ちなみに、この施工は70万円ほどとのことでした。
隔壁ほどは必要ない、またはコストの問題があれば、ビニールカーテンで対応する仕様もあるということです。
開発担当者の「こうしたクルマが使われることがなければ、それに越したことはないのですが」という言葉が印象的でした。
パラメディック 電動ストレッチャー搭載モデル
救急車といえば「はたらくクルマ」の最たるものですね。自分だけでなく、子供もお世話になったことがあります。
この救急車の目玉は、電動ストレッチャーを搭載しているところです。
通常は2人がかりでクルマに乗せる患者を運ぶストレッチャーも、この電動タイプなら一人で操作が可能だそうです。
重いものは現場で作業する救急隊員への負担も大きいですから、こうした装備が一般的になっていくことを願います。
日産 #はたらくクルマ 体験会での「パラメディック電動ストレッチャー搭載モデル」です。これなら身体の負担を大きく軽減することができますね。#日産あんばさだー pic.twitter.com/mc5CKenI2L
— コグレ|旅ストラップ&かわリュmini発売 (@kogure) November 22, 2020
ストレッチャーを搭載後。
試しに人を乗せているところ。
普段は見る機会の少ない救急車の横扉をあけたスペースには、酸素ボンベのほか、救急現場で必要になるであろう工具も搭載されています。
バッテリーも多めに搭載。いつでも出動できるよう、消防署では常に充電体制が取られているそうです。
運転席の景色。クルマとしては、普通にAT車です。
運転席と助手席の間には、サイレンなどを鳴らす装置が設置されているのですが「ピーポー」というボタンに頬が緩んでしまいました。
セレナタクシー(八州自動車)
実際に運用されている、八州自動車のセレナタクシーには試乗させて頂きました。
運転席と後部座席は、ビニールカーテンで区切られている仕様です。
中央にはアルコール消毒があり、その先で料金のやり取りをするようになっています。
日産が開発した独自仕様のタクシーです。一日に何人もの人を乗せるタクシーは感染リスクも低くはありません。ドライバーが安心して仕事をするためには、こうした感染防止対策車は必須なのでしょう。
NV200バネット チェアキャブ
車椅子を積んで走ることができる「NV200バネット チェアキャブ」に試乗しました。福祉や介護の現場で「はたらくクルマ」です。
後ろから車椅子を積み込むのですが、スロープはとてもゆるやかです。2人いればより簡単ですが、1人でも車椅子の積み込みはできるとのことでした。
その理由が、車椅子を牽引する装置です。ギュッと車椅子を引き留めてくれるそうです。
今回は1人での乗車ですが、前方に車椅子をもう1台積み込むことができます。
車椅子は車体にがっちりとホールドされ、揺れて不安を感じるようなこともありませんでした。クルマとしては足回りを調整しているそうです。狭いところでも走りやすいように乗りやすいようにしているそうです。
日産リーフ 青色防犯パトロールカー
練馬区の安全・安心パトロールカーとして導入されている、日産リーフの青パトです。
日産の広報担当者も気合いのコスプレ! 手にしているのは、リーフから電力を取り出すアイテムです。

▶ **依頼内容**
日産の「はたらくクルマ」体験会を紹介する本文を、最後の文の次から書き継いでください。

▶ **記録情報**
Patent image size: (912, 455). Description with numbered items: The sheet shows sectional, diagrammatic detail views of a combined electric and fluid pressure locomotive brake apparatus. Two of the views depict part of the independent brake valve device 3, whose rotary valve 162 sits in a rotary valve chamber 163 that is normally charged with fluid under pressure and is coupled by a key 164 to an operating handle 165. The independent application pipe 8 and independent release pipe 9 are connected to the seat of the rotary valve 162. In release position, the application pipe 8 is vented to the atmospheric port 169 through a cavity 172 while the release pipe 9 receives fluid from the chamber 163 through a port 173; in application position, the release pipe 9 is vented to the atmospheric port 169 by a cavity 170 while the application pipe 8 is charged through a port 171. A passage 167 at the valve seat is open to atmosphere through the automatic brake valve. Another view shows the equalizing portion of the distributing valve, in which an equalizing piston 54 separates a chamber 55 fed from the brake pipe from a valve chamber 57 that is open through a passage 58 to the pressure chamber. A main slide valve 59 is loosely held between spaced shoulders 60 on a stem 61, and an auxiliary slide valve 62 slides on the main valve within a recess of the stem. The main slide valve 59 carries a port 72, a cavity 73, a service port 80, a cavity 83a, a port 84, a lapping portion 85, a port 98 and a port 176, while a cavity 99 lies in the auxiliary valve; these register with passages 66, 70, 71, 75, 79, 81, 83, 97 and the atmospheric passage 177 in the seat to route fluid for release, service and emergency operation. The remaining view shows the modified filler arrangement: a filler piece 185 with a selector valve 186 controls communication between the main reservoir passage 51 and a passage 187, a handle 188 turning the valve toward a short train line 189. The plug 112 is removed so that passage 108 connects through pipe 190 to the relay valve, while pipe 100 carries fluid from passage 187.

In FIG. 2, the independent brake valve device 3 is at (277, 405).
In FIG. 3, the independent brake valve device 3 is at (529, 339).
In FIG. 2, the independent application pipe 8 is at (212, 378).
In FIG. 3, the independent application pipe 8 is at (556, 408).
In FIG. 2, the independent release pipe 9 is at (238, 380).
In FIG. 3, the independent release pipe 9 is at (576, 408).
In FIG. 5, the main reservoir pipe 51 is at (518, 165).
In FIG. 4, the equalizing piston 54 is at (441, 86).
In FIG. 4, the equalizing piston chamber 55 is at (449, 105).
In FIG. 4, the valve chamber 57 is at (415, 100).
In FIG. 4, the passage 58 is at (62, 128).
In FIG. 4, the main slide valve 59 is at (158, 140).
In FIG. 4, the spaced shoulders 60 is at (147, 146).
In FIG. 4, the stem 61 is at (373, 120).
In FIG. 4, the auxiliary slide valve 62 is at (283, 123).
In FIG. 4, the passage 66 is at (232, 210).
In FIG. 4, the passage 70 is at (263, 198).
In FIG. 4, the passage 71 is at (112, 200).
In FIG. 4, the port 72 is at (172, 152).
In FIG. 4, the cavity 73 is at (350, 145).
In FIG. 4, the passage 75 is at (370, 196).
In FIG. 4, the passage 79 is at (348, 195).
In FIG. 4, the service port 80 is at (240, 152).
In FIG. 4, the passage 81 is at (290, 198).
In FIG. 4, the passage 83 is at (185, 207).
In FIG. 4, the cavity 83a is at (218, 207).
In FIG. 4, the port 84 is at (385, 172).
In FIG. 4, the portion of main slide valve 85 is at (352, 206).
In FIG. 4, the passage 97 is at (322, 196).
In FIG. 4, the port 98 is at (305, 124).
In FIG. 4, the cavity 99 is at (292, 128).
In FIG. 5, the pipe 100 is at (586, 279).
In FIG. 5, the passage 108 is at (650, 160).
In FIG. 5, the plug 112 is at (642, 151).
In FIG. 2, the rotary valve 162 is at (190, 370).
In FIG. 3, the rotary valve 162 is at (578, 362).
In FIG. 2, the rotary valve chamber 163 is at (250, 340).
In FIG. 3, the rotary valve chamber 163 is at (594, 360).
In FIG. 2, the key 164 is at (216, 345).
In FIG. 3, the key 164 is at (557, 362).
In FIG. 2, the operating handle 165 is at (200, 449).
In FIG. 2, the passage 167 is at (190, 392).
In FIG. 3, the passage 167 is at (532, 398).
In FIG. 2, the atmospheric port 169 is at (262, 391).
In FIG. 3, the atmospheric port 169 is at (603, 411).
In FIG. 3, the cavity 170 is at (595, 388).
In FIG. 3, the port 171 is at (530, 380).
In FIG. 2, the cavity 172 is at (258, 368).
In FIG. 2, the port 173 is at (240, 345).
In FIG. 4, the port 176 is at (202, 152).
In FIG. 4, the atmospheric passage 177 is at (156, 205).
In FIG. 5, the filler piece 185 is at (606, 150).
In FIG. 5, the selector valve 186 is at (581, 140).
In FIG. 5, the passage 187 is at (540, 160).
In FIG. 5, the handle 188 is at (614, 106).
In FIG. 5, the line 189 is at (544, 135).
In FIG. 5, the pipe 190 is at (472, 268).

▶ **解答欄**
電源が取れると、災害時の強い味方となります。
日産ルークス 送迎タイプ
今回の「はたらくクルマ」シリーズのなかで、最も一般の人に近いのが「日産ルークス 送迎タイプ」です。
基本となるルークスに数万円をプラスすると、扉と連動するステップなどの装備が装着されます。
グリップや持ち手などもたっぷり。
シートも防水仕様です。
「送迎タイプ」ということで、福祉や介護の現場で使われるのがメインだと思われがちですが、シートが防水になっていたり、子育て世代にもぴったりです。
NV350キャラバン マルチベッド
これは「はたらくクルマ」というよりは「はたらけるクルマ」でしょうか?
これ、真ん中にテーブルを設置できるんです。
テーブルはこんな感じです。これ、クルマの中で働けるんじゃない!?
もちろんメインは睡眠。セミダブルベッドくらいのサイズ感がありますので、大人2人が余裕で寝ることができます。
窓には網戸付きです。
運転席。
後部座席をベッドにしてても、5人乗車のスペースが確保されています。これはなかなか凄い。家族4人でキャンプしたら2人は車中泊、あとは2人用のテントがあれば良いということですからね。
ベッドを跳ね上げれば広いスペースも確保されます。キャンプ道具もたっぷり積めますよ。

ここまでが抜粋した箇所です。